▸ Directions for this task:
Using the listing below, copy every line that mentions "JSON".

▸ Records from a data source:
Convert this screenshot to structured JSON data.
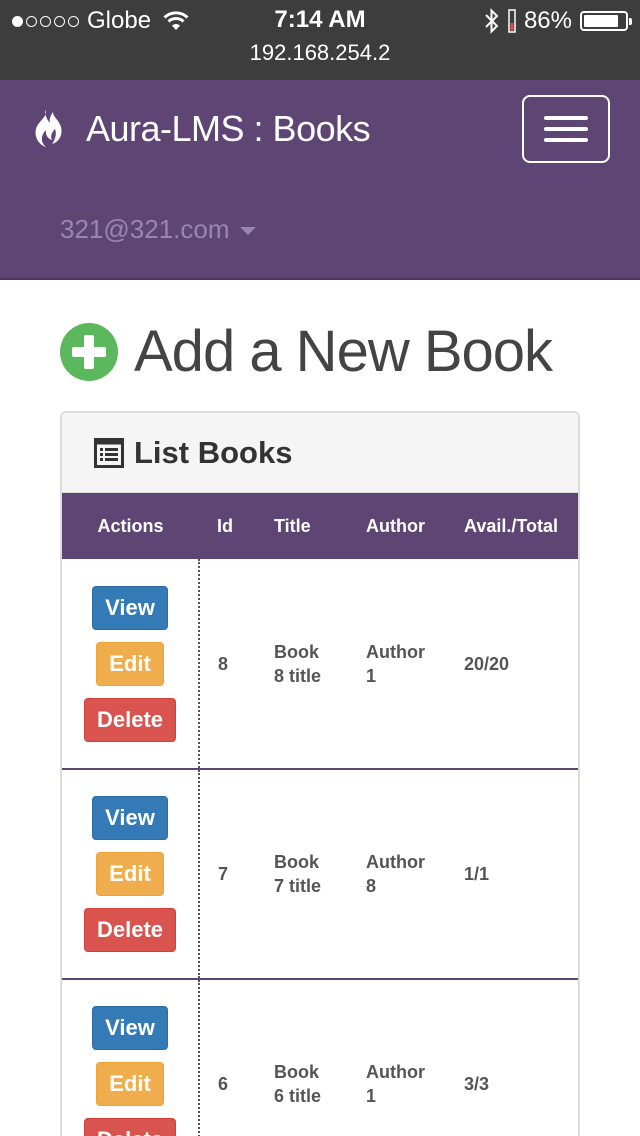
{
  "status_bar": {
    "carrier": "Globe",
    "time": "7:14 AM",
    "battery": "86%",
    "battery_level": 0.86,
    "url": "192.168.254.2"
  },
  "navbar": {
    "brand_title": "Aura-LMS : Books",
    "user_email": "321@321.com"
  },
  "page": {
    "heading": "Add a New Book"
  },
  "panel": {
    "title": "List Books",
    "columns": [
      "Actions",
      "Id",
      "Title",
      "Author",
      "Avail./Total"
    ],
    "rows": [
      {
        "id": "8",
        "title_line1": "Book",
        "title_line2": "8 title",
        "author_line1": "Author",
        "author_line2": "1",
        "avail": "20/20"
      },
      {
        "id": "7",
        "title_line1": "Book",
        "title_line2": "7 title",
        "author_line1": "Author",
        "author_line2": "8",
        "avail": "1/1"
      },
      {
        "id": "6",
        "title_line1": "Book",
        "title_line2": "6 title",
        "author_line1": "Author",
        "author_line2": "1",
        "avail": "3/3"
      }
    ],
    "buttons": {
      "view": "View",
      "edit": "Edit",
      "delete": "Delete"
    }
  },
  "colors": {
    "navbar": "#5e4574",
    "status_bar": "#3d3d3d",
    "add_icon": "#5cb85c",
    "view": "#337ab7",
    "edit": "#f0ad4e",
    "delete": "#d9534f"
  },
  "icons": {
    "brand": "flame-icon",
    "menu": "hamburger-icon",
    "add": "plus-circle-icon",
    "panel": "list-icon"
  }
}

==

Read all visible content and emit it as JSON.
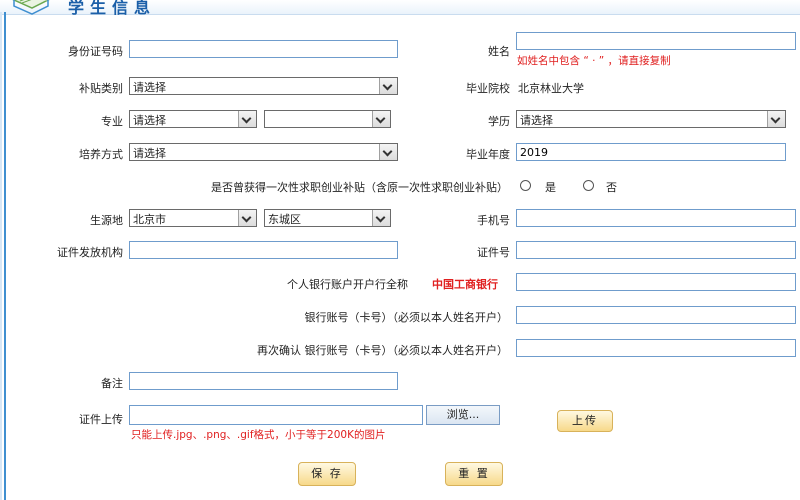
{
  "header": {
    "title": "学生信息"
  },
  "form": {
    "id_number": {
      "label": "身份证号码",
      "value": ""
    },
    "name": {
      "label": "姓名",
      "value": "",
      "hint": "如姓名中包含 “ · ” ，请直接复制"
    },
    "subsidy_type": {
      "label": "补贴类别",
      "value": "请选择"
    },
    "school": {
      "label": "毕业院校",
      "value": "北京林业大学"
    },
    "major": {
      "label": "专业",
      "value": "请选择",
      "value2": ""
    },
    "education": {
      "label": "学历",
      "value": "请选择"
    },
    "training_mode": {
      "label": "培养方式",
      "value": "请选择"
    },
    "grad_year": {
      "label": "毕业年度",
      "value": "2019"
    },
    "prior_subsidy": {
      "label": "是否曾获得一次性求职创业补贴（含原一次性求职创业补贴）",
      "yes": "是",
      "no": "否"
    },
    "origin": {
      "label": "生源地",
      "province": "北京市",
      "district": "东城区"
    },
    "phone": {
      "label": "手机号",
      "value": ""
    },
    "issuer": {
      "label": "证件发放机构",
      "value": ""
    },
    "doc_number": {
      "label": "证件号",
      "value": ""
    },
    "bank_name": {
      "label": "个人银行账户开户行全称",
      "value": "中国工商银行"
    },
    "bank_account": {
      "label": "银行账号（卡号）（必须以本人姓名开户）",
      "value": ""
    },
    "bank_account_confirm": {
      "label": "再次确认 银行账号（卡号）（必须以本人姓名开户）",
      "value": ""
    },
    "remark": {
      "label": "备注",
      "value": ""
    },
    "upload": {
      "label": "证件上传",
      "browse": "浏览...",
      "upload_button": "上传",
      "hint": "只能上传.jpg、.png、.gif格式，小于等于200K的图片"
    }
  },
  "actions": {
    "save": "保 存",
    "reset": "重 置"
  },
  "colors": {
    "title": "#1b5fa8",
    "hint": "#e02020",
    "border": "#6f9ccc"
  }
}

▸ Result below:
Convert this screenshot to structured JSON data.
Read all visible content and emit it as JSON.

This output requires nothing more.